EXERCISE OBJECTIVE: Below are entries. Pull out all lines containing "clorua".

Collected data
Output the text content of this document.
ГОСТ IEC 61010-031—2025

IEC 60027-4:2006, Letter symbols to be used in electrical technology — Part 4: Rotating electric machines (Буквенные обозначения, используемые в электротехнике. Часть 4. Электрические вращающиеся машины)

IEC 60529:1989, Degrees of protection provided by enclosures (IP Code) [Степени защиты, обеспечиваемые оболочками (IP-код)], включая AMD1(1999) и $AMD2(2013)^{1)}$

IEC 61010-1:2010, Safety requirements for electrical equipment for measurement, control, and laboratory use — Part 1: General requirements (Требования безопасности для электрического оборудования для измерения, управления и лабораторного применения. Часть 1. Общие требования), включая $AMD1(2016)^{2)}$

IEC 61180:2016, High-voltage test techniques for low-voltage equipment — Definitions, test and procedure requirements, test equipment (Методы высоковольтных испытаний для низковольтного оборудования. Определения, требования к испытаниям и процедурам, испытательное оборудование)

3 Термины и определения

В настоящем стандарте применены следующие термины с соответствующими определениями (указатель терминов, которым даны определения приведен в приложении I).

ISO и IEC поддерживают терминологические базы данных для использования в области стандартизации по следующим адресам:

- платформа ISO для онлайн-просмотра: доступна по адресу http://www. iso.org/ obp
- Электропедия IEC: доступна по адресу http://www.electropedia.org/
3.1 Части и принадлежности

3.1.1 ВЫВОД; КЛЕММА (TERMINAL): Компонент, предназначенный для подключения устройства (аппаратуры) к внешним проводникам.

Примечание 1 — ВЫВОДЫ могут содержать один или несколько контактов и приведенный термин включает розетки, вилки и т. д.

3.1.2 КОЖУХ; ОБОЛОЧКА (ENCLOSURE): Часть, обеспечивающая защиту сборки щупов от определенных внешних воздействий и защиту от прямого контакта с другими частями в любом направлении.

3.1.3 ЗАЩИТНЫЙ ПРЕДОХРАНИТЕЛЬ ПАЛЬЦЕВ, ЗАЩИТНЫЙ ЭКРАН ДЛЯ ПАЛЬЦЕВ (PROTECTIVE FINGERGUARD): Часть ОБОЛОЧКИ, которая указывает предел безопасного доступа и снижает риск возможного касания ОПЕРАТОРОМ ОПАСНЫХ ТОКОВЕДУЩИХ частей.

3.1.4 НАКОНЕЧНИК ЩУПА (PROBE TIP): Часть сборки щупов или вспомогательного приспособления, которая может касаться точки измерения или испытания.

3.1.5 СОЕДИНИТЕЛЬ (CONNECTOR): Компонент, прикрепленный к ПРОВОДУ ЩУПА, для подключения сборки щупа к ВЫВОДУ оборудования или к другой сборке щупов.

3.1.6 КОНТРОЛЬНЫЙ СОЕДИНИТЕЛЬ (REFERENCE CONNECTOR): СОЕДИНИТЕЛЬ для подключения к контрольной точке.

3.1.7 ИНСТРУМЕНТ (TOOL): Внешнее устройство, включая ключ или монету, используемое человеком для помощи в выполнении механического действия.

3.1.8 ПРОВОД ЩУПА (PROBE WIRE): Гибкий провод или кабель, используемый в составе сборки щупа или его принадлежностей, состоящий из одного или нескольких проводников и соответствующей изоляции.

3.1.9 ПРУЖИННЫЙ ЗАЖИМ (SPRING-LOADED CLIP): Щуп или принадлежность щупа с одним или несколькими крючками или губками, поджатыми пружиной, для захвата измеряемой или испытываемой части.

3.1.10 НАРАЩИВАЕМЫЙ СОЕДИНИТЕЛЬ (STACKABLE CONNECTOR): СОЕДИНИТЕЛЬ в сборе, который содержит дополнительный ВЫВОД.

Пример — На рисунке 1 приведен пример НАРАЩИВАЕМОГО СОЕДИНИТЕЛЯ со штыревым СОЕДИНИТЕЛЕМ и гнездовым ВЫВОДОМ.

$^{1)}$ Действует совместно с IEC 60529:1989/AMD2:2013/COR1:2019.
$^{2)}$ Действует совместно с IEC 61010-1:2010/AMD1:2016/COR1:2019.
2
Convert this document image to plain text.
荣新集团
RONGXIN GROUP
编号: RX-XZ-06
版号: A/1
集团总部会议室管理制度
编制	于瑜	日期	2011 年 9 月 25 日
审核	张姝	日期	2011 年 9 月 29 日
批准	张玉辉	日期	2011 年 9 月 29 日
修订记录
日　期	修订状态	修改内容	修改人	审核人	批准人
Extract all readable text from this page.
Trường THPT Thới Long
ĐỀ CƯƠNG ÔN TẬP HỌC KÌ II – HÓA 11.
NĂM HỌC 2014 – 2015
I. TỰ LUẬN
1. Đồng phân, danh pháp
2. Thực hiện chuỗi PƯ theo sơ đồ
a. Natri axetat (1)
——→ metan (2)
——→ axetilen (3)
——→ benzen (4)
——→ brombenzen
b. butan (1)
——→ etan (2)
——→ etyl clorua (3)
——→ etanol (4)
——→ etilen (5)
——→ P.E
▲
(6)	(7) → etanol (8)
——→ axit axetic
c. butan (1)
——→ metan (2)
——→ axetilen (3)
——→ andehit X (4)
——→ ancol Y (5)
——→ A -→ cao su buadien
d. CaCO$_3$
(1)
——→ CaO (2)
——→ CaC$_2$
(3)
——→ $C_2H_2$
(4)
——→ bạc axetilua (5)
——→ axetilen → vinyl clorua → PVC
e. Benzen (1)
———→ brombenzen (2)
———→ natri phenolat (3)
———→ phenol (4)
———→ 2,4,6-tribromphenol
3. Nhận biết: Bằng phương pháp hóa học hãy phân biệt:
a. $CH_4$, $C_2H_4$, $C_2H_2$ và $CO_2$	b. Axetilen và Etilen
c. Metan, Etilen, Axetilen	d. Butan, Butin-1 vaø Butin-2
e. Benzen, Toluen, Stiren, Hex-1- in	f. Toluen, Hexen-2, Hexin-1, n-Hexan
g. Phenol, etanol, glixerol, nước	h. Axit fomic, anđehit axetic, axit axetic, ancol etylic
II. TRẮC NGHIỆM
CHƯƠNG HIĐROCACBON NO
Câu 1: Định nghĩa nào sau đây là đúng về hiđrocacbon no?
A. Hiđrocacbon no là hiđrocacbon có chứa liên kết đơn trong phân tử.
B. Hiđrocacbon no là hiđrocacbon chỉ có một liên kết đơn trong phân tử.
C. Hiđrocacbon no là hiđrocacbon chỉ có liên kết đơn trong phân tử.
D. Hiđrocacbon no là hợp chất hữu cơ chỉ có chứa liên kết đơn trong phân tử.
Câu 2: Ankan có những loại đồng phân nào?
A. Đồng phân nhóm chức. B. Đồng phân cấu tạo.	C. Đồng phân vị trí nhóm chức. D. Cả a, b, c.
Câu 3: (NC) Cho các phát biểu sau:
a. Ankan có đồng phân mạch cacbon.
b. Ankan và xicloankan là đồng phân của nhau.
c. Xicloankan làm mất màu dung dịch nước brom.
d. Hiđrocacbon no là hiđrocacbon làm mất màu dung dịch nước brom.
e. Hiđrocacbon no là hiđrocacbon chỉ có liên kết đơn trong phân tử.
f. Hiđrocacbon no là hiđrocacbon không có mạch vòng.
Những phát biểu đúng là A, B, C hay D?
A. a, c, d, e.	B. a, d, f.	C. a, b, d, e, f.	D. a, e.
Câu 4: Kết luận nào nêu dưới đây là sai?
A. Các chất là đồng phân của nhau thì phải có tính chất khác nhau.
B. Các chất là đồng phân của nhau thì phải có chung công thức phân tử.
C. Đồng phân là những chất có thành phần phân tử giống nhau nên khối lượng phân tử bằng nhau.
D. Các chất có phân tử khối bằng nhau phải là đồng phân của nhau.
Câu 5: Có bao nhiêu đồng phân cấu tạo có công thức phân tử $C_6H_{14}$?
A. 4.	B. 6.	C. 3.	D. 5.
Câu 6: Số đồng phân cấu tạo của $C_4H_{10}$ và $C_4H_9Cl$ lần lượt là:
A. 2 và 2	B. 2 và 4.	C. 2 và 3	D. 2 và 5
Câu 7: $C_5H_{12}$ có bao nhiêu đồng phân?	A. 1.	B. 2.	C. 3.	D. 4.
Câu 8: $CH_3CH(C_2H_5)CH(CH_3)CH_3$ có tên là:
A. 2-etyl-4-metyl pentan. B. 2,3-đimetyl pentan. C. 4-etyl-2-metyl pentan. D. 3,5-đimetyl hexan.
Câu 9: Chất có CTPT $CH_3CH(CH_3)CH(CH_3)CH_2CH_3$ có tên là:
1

THE ANSWER:
——→ etyl clorua (3)
——→ axetilen → vinyl clorua → PVC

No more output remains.